- TEXTE À ANALYSER
====
Un seul souvenir marquant de la capitale, l'horreur de l'hôpital où j'effectue mes premières armes, un endroit de conflit de pouvoirs, de passe-droit, où le personnel est imbu de sa position, et dirige l'établissement bien davantage que l'équipe médicale en place. Dans le droit-fil de ces faits, une seule invitation chez le médecin-chef, à son domicile, un vrai colonial sûr de ses vérités, de son pouvoir, maître de son destin. Ses gamins, encore petits, ont un comportement à l'égard du personnel stylé effroyable, odieux, caricatural, raciste, donnant des ordres, insultant. Une vision d'effroi. Nous étions très heureux de pouvoir partir rapidement vers notre bout du pays ignoré, lointain, notre brousse complète.

Bambari, Boali, Bouar, Bakouma
Les autres villes marquantes du pays. Entendre par là des trous de quelques milliers d'âmes, dont chacun avait une particularité. Bouar, dans les plateaux de l'ouest, au climat un peu particulier, et où poussaient des fraises. Non loin mais nettement plus à l'ouest et au sud, dans la forêt équatoriale, les pygmées. Non réputés, eux, pour pousser.
Bambari, « noeud » routier autrement dit carrefour de deux pistes, il n'existe de macadam que dans la capitale. Boali et ses chutes, une cascade assez spectaculaire sur une petite rivière affluente de l'Oubangui, un coin sauvage et beau.
Bakouma enfin, qui sera un lieu où je devrai me rendre plusieurs fois, pour des visites médicales du personnel de l'unique industrie, déjà en panne, de l'Uranium. Intégralement gâché, gaspillé, jamais exploité, ce gisement. Les diamants célèbres se trouvent encore plus au nord, de même que les reliefs d'un unique centre de safaris en faillite.

 
 

Bangassou
C'est le lieu officiel de mon poste, très à l'est du pays, sur le fleuve. Une bourgade supposée regrouper 3000 personnes. En réalité si la région les compte peut-être, le village regroupe deux rues « en dur » avec un commerce, des maisons, quelques bâtiments officiels. Une église de brique un peu à l'écart, les somptueuses et par comparaison avec le reste du lieu, richissimes installations de la Mission catholique. Chacun le sait, lorsqu'une pièce mécanique, un matériel, un groupe électrogène, un véhicule, manque pour quelque occasion, s'adresser à la Mission, «ils ont tout» est-ce la traduction de «Dieu y pourvoira» ? en tout cas rien ne leur manquera jamais, par opposition avec leurs ouailles. Pour terminer sur ce chapitre, un événement m'amusera, m'attendrira même, au cours de notre séjour le curé finira par aller officiellement vivre avec la bonne soeur, au grand soulagement enthousiaste des fidèles, qui vraiment ne comprenaient pas pourquoi ces deux-là ne se comportaient pas comme tout le monde !
A Bangassou, se trouvent des administrations, sous-préfecture aux bureaux imposants, services de l'agriculture, état-civil, justice, etc. J'aurai affaire à l'état-civil pour la déclaration officielle de notre fille, de manière à ce que, plus tard, elle bénéficie d'extraits de naissance. Elle est inscrite en numéro 2 sur le registre, j'ai de réels doutes quant à la capacité d'écriture de l'officier, naturellement aucune naissance n'est jamais déclarée ici, la première est une petite américaine née également sur place quelques années auparavant. Je finis par remplir moi-même le registre, et je confie au commerçant local, pour l'emporter lors d'un de ses trajets de réapprovisionnement, le document officiel obtenu pour le transférer à Bangui. Depuis quelques années, toutes ces naissances hors de France sont centralisées à Nantes dans un service spécial, qui simplifie les démarches .
====
- QUESTIONS D'ÉTUDE
- a) D'après le récit sur Bangassou et les villes de brousse, quelles particularités ont la ville de Bouar ?
- b) Poursuivez le récit du séjour à Bangassou après sa dernière phrase.

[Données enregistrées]
====
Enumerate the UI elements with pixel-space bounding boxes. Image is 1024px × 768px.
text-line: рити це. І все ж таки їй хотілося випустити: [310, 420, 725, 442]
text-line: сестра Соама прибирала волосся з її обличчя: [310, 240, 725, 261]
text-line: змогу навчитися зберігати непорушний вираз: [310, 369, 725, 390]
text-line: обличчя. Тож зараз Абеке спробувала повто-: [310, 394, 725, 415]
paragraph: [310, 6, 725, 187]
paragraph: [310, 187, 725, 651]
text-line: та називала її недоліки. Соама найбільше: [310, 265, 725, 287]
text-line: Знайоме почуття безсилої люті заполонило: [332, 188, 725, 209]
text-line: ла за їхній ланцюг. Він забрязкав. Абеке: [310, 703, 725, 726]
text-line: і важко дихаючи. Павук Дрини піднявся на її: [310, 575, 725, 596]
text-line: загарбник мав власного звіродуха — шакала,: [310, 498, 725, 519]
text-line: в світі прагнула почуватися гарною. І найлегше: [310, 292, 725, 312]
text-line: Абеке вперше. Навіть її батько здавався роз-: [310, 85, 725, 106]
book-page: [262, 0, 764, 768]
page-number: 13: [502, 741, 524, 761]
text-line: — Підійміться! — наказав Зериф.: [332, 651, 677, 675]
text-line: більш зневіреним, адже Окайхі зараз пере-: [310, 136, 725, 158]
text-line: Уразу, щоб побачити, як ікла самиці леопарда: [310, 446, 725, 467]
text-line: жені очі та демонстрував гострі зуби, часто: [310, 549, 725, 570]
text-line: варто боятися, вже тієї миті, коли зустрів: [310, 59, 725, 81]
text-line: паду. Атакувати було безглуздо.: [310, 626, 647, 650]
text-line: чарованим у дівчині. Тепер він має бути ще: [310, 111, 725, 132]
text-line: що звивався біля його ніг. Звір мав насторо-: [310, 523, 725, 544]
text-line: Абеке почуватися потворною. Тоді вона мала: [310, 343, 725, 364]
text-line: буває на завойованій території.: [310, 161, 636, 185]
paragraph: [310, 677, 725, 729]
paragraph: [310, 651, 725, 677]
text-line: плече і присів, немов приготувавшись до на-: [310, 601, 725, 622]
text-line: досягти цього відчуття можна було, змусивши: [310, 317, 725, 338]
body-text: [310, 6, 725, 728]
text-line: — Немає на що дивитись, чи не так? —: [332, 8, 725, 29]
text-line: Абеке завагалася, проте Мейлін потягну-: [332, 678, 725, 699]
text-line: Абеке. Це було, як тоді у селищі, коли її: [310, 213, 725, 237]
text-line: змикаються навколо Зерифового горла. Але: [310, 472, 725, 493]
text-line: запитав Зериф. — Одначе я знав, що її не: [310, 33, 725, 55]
====
- EXERCICES CORRIGÉS
- a) Située dans les plateaux de l'ouest, Bouar a un climat un peu particulier et on y voit pousser des fraises.

- b)
Le commerce est une enseigne portugaise, Moura et Gouveia, tenue par un couple de Français très agréables et sympathiques avec lesquels, 32 ans plus tard, je conserve des relations épistolaires depuis nos retours respectifs en Europe. Un bar-hôtel complète le paysage des loisirs local, c'est comme ailleurs le rendez-vous des blancs, la colonie locale en compte environ 18, qui viennent manger ici le week-end. Certainement très mal perçus, compris, estimés, nous ne participerons plus jamais au delà de la séance inaugurale à ces traditions européennes, pas davantage que les commerçants cités.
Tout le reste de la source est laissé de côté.